*Spatial annotation records*.
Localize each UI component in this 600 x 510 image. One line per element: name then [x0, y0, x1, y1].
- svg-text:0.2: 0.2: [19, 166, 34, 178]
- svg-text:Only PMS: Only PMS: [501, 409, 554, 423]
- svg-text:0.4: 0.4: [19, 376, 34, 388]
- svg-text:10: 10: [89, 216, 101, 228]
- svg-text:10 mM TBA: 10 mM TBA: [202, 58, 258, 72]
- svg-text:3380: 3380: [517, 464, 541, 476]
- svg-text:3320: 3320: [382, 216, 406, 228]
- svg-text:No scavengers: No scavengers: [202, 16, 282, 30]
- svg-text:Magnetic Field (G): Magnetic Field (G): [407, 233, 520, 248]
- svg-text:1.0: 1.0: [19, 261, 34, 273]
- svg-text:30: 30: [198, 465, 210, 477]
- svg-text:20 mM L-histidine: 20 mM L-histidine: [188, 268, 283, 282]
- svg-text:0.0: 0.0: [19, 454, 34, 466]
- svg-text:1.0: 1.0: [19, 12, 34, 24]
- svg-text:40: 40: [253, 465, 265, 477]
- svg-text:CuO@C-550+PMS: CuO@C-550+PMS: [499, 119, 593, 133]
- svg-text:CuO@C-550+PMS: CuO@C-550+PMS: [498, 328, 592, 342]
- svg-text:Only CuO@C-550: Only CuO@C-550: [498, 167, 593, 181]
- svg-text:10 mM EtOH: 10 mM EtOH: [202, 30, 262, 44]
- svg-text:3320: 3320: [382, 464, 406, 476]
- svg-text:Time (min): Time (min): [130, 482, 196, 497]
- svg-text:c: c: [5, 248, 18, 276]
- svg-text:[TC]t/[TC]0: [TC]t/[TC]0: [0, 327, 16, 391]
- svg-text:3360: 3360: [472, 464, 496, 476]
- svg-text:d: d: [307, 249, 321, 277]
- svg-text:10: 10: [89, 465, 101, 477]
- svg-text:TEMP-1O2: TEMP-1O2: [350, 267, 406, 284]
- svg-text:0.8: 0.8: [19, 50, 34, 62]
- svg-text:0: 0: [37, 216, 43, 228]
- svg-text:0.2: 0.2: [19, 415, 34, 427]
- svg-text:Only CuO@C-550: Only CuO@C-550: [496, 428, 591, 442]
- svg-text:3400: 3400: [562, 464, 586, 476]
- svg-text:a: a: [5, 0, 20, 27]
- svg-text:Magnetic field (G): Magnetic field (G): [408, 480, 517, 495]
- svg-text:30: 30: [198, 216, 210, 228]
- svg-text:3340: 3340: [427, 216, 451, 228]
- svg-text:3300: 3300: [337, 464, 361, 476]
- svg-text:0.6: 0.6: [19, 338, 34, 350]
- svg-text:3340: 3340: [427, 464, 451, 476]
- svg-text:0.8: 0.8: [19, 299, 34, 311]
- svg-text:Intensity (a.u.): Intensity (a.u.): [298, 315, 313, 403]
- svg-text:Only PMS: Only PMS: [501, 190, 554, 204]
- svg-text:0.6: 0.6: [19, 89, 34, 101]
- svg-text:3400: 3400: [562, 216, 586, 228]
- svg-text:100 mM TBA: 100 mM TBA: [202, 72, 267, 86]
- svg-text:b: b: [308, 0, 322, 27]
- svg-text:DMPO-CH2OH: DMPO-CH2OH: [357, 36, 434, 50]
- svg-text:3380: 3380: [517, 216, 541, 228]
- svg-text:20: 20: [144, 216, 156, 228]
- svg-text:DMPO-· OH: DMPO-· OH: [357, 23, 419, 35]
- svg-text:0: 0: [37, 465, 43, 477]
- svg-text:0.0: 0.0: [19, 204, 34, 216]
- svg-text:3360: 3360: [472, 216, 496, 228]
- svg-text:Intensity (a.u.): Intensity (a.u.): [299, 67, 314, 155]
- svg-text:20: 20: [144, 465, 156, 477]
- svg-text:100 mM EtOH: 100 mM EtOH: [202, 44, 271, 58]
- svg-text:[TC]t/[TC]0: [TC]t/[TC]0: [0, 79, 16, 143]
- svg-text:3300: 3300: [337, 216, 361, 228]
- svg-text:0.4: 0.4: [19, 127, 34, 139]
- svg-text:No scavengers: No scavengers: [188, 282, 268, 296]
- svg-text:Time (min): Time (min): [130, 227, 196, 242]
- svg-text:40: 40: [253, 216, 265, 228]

*What is required*.
Reproduce verbatim every line from the first one through the line that contains "- svg-text:3320: 3320: [382, 216, 406, 228]", including both of those lines.

*The reply*.
Localize each UI component in this 600 x 510 image. One line per element: name then [x0, y0, x1, y1].
- svg-text:0.2: 0.2: [19, 166, 34, 178]
- svg-text:Only PMS: Only PMS: [501, 409, 554, 423]
- svg-text:0.4: 0.4: [19, 376, 34, 388]
- svg-text:10: 10: [89, 216, 101, 228]
- svg-text:10 mM TBA: 10 mM TBA: [202, 58, 258, 72]
- svg-text:3380: 3380: [517, 464, 541, 476]
- svg-text:3320: 3320: [382, 216, 406, 228]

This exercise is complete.